Collected data entries:

***

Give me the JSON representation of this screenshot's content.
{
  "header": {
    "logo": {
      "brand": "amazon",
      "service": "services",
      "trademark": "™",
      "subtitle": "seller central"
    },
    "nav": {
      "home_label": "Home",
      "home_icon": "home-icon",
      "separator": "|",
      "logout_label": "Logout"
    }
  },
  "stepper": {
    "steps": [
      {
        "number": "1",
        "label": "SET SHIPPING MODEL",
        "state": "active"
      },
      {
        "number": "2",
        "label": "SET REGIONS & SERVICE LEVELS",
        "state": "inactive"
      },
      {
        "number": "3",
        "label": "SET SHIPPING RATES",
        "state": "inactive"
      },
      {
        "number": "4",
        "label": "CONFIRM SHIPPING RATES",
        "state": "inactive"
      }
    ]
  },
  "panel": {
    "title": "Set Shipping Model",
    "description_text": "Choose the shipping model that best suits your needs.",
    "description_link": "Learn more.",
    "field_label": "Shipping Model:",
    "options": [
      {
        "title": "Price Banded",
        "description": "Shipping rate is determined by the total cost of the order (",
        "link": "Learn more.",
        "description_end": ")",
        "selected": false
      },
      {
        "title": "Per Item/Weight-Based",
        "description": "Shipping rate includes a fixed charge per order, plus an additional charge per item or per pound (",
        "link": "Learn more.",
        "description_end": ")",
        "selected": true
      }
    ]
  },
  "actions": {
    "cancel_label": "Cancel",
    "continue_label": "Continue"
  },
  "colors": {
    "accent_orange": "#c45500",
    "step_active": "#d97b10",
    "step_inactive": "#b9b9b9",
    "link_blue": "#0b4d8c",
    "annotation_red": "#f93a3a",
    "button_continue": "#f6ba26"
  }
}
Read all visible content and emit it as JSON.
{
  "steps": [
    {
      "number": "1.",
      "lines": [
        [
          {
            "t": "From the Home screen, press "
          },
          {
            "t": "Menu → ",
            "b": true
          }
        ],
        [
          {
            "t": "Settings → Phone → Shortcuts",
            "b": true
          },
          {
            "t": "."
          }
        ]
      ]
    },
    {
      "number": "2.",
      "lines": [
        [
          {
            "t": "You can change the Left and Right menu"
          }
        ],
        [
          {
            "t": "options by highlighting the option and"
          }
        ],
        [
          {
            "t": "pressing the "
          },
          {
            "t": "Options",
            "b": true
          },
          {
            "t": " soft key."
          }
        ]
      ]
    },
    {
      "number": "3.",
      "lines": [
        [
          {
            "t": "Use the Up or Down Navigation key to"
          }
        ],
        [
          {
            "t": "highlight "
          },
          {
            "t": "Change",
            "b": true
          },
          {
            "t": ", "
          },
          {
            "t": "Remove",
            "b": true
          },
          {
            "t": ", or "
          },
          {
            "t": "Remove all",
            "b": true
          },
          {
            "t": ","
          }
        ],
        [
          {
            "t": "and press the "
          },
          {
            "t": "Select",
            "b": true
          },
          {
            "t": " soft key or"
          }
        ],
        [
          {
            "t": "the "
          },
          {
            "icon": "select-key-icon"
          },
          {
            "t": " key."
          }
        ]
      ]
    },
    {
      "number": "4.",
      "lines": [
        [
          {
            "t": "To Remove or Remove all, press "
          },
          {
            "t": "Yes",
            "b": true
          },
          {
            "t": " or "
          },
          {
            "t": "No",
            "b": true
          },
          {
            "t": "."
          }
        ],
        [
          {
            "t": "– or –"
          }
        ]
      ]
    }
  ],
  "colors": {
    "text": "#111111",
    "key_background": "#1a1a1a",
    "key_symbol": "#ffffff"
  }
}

***

◆ What this task involves: Extract every entry above as it appears.

◆ Result of the task:
Give me the JSON representation of this screenshot's content.
{
  "header": {
    "logo": {
      "brand": "amazon",
      "service": "services",
      "trademark": "™",
      "subtitle": "seller central"
    },
    "nav": {
      "home_label": "Home",
      "home_icon": "home-icon",
      "separator": "|",
      "logout_label": "Logout"
    }
  },
  "stepper": {
    "steps": [
      {
        "number": "1",
        "label": "SET SHIPPING MODEL",
        "state": "active"
      },
      {
        "number": "2",
        "label": "SET REGIONS & SERVICE LEVELS",
        "state": "inactive"
      },
      {
        "number": "3",
        "label": "SET SHIPPING RATES",
        "state": "inactive"
      },
      {
        "number": "4",
        "label": "CONFIRM SHIPPING RATES",
        "state": "inactive"
      }
    ]
  },
  "panel": {
    "title": "Set Shipping Model",
    "description_text": "Choose the shipping model that best suits your needs.",
    "description_link": "Learn more.",
    "field_label": "Shipping Model:",
    "options": [
      {
        "title": "Price Banded",
        "description": "Shipping rate is determined by the total cost of the order (",
        "link": "Learn more.",
        "description_end": ")",
        "selected": false
      },
      {
        "title": "Per Item/Weight-Based",
        "description": "Shipping rate includes a fixed charge per order, plus an additional charge per item or per pound (",
        "link": "Learn more.",
        "description_end": ")",
        "selected": true
      }
    ]
  },
  "actions": {
    "cancel_label": "Cancel",
    "continue_label": "Continue"
  },
  "colors": {
    "accent_orange": "#c45500",
    "step_active": "#d97b10",
    "step_inactive": "#b9b9b9",
    "link_blue": "#0b4d8c",
    "annotation_red": "#f93a3a",
    "button_continue": "#f6ba26"
  }
}
Read all visible content and emit it as JSON.
{
  "steps": [
    {
      "number": "1.",
      "lines": [
        [
          {
            "t": "From the Home screen, press "
          },
          {
            "t": "Menu → ",
            "b": true
          }
        ],
        [
          {
            "t": "Settings → Phone → Shortcuts",
            "b": true
          },
          {
            "t": "."
          }
        ]
      ]
    },
    {
      "number": "2.",
      "lines": [
        [
          {
            "t": "You can change the Left and Right menu"
          }
        ],
        [
          {
            "t": "options by highlighting the option and"
          }
        ],
        [
          {
            "t": "pressing the "
          },
          {
            "t": "Options",
            "b": true
          },
          {
            "t": " soft key."
          }
        ]
      ]
    },
    {
      "number": "3.",
      "lines": [
        [
          {
            "t": "Use the Up or Down Navigation key to"
          }
        ],
        [
          {
            "t": "highlight "
          },
          {
            "t": "Change",
            "b": true
          },
          {
            "t": ", "
          },
          {
            "t": "Remove",
            "b": true
          },
          {
            "t": ", or "
          },
          {
            "t": "Remove all",
            "b": true
          },
          {
            "t": ","
          }
        ],
        [
          {
            "t": "and press the "
          },
          {
            "t": "Select",
            "b": true
          },
          {
            "t": " soft key or"
          }
        ],
        [
          {
            "t": "the "
          },
          {
            "icon": "select-key-icon"
          },
          {
            "t": " key."
          }
        ]
      ]
    },
    {
      "number": "4.",
      "lines": [
        [
          {
            "t": "To Remove or Remove all, press "
          },
          {
            "t": "Yes",
            "b": true
          },
          {
            "t": " or "
          },
          {
            "t": "No",
            "b": true
          },
          {
            "t": "."
          }
        ],
        [
          {
            "t": "– or –"
          }
        ]
      ]
    }
  ],
  "colors": {
    "text": "#111111",
    "key_background": "#1a1a1a",
    "key_symbol": "#ffffff"
  }
}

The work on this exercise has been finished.